Exercise aim ::
Copy each line where the word "SOCIAL" occurs.
........
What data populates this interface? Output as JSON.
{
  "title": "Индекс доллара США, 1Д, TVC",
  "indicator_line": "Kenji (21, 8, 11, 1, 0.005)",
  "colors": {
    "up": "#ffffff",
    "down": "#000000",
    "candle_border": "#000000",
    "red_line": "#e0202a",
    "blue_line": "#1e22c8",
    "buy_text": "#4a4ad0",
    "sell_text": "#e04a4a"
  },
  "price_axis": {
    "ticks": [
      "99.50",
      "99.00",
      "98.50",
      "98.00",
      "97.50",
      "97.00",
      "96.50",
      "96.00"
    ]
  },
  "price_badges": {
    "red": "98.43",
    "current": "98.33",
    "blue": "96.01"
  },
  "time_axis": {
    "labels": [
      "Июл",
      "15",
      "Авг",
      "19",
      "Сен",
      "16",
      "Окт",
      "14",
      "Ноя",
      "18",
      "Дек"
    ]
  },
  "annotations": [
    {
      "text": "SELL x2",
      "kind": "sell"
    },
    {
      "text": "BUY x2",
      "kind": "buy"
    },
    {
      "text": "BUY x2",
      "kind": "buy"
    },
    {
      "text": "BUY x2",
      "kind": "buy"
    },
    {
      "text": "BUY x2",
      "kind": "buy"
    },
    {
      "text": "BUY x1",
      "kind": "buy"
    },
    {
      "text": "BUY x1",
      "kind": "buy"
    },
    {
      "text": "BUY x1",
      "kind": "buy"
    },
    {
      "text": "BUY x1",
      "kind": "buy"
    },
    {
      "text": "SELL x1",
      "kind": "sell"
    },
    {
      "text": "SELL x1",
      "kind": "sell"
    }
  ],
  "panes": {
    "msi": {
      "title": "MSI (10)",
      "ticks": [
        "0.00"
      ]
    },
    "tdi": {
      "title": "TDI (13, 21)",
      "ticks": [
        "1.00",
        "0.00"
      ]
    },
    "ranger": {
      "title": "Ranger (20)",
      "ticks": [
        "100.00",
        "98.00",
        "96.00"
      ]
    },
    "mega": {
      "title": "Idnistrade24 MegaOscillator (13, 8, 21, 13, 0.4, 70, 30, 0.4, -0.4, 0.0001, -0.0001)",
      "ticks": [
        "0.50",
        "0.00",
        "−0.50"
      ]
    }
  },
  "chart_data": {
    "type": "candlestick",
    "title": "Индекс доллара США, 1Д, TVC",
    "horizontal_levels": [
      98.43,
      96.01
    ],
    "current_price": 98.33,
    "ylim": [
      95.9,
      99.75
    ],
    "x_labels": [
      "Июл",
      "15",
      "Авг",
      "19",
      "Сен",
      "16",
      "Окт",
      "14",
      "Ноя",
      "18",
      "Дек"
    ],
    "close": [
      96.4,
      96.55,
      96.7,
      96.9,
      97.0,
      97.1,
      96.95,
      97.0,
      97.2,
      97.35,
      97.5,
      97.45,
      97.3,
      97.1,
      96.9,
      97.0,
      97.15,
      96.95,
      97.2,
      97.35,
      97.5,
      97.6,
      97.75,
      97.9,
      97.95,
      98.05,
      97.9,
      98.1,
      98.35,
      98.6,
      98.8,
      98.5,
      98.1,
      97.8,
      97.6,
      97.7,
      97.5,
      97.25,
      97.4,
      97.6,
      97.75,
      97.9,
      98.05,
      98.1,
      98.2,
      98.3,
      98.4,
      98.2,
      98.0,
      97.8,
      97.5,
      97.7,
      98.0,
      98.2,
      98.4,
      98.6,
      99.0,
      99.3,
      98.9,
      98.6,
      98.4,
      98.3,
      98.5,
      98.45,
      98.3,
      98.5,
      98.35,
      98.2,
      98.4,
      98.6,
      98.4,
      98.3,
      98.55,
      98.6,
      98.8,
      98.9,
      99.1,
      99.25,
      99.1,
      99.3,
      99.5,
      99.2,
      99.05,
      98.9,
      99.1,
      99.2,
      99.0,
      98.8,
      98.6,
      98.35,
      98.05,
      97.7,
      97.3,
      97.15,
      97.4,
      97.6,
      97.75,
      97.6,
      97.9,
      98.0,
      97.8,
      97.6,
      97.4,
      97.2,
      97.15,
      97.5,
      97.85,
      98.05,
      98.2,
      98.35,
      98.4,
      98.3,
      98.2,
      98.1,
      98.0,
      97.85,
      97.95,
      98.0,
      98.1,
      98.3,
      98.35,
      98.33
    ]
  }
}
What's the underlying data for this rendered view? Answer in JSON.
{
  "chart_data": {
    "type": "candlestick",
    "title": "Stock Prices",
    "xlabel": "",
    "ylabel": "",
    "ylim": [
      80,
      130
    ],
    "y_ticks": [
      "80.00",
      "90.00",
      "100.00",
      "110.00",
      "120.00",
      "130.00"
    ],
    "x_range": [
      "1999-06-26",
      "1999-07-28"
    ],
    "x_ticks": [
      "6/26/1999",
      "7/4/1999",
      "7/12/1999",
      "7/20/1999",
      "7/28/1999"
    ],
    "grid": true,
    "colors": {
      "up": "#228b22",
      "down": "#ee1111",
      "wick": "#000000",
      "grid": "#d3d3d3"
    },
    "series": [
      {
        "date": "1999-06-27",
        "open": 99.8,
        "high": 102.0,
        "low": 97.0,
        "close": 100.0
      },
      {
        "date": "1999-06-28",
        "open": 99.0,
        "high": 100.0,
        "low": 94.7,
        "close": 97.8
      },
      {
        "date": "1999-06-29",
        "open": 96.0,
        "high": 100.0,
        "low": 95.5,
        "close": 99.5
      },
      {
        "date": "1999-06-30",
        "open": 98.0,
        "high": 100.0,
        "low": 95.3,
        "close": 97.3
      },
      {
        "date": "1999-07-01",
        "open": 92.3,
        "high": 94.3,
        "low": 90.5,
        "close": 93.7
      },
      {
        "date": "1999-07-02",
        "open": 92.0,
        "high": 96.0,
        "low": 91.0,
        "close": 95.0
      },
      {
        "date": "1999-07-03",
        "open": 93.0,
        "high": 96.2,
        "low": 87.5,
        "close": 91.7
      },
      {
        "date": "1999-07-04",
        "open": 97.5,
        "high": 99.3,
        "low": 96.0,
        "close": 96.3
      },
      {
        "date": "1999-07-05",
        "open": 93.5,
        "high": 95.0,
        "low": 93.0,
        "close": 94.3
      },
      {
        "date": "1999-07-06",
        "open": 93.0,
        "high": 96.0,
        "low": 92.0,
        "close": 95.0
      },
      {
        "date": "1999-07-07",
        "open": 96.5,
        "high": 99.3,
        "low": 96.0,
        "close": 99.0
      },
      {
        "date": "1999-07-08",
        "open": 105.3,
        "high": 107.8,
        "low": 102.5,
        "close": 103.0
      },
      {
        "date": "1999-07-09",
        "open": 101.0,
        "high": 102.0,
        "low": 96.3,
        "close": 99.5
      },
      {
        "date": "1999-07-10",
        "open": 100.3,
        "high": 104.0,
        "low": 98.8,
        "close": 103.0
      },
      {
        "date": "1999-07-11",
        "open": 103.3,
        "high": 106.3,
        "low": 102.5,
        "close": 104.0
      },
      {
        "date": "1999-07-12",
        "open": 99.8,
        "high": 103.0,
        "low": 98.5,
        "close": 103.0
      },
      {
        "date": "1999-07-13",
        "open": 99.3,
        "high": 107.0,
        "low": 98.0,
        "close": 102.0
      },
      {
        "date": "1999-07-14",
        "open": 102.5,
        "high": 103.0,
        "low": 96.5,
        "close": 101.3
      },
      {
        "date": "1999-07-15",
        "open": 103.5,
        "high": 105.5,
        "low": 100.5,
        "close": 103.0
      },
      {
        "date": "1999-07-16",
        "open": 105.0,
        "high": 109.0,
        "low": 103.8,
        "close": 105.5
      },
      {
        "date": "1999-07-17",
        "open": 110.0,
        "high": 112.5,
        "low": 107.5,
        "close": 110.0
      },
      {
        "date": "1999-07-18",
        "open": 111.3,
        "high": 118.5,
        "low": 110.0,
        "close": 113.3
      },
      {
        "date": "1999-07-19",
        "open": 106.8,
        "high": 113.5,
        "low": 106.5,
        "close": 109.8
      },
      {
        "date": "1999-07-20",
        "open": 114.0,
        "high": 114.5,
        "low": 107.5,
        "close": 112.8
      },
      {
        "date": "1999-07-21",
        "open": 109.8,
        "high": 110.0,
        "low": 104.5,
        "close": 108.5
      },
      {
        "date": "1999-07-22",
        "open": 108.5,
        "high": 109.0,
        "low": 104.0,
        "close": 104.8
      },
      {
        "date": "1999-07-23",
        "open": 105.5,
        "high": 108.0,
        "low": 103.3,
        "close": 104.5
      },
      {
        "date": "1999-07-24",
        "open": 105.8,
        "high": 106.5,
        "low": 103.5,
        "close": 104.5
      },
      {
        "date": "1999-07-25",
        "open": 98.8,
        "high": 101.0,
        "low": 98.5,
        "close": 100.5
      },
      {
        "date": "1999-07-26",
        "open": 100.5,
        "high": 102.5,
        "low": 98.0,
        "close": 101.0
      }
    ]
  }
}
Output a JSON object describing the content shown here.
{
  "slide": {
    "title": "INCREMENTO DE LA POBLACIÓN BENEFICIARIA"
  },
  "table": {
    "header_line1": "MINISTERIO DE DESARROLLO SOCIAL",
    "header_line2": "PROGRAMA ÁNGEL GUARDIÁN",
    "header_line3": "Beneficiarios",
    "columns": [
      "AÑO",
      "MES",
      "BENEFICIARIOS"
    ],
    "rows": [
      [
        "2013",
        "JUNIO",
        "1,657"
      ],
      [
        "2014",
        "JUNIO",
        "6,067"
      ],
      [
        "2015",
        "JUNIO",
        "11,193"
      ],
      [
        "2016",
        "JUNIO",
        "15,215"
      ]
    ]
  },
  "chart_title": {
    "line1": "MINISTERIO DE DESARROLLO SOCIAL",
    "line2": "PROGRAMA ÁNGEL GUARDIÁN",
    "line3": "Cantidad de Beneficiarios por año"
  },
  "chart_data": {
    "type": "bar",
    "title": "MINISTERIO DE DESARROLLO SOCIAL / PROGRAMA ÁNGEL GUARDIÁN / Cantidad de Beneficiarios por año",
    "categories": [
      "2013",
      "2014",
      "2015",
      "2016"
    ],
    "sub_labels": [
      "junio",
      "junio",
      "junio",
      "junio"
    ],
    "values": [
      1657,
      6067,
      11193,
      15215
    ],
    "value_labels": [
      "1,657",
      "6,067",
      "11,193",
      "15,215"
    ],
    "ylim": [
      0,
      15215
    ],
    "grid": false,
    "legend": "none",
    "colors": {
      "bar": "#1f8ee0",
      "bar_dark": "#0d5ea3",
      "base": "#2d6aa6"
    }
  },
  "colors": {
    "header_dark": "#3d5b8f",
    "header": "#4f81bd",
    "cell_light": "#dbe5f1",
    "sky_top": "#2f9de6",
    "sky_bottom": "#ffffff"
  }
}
........
Answer to this task ::
    "header_line1": "MINISTERIO DE DESARROLLO SOCIAL",
    "line1": "MINISTERIO DE DESARROLLO SOCIAL",
    "title": "MINISTERIO DE DESARROLLO SOCIAL / PROGRAMA ÁNGEL GUARDIÁN / Cantidad de Beneficiarios por año",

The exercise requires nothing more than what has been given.